### Problem to work on
Give all of the lines again, with nothing added or dropped.

━━━ Material provided ━━━

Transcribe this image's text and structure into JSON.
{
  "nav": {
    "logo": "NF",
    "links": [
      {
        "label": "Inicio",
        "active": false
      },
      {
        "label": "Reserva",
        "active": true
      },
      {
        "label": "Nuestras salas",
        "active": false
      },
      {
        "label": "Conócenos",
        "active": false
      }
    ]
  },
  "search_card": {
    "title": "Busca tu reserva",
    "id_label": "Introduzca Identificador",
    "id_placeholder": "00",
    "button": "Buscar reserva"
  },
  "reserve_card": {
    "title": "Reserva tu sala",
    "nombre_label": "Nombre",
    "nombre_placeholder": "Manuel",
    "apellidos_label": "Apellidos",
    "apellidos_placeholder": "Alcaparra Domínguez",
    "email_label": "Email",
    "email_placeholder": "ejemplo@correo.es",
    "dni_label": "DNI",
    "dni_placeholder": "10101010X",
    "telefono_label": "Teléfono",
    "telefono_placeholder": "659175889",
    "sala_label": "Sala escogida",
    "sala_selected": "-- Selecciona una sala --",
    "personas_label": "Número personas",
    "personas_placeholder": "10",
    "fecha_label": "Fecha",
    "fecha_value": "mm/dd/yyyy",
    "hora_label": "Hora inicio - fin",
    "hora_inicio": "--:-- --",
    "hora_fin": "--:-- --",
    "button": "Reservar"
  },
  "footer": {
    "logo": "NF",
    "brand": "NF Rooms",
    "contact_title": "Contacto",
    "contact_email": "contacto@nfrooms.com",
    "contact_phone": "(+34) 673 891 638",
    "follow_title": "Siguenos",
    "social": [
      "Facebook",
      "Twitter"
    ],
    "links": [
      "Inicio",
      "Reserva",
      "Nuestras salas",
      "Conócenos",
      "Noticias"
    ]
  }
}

━━━

### Result of this task
Transcribe this image's text and structure into JSON.
{
  "nav": {
    "logo": "NF",
    "links": [
      {
        "label": "Inicio",
        "active": false
      },
      {
        "label": "Reserva",
        "active": true
      },
      {
        "label": "Nuestras salas",
        "active": false
      },
      {
        "label": "Conócenos",
        "active": false
      }
    ]
  },
  "search_card": {
    "title": "Busca tu reserva",
    "id_label": "Introduzca Identificador",
    "id_placeholder": "00",
    "button": "Buscar reserva"
  },
  "reserve_card": {
    "title": "Reserva tu sala",
    "nombre_label": "Nombre",
    "nombre_placeholder": "Manuel",
    "apellidos_label": "Apellidos",
    "apellidos_placeholder": "Alcaparra Domínguez",
    "email_label": "Email",
    "email_placeholder": "ejemplo@correo.es",
    "dni_label": "DNI",
    "dni_placeholder": "10101010X",
    "telefono_label": "Teléfono",
    "telefono_placeholder": "659175889",
    "sala_label": "Sala escogida",
    "sala_selected": "-- Selecciona una sala --",
    "personas_label": "Número personas",
    "personas_placeholder": "10",
    "fecha_label": "Fecha",
    "fecha_value": "mm/dd/yyyy",
    "hora_label": "Hora inicio - fin",
    "hora_inicio": "--:-- --",
    "hora_fin": "--:-- --",
    "button": "Reservar"
  },
  "footer": {
    "logo": "NF",
    "brand": "NF Rooms",
    "contact_title": "Contacto",
    "contact_email": "contacto@nfrooms.com",
    "contact_phone": "(+34) 673 891 638",
    "follow_title": "Siguenos",
    "social": [
      "Facebook",
      "Twitter"
    ],
    "links": [
      "Inicio",
      "Reserva",
      "Nuestras salas",
      "Conócenos",
      "Noticias"
    ]
  }
}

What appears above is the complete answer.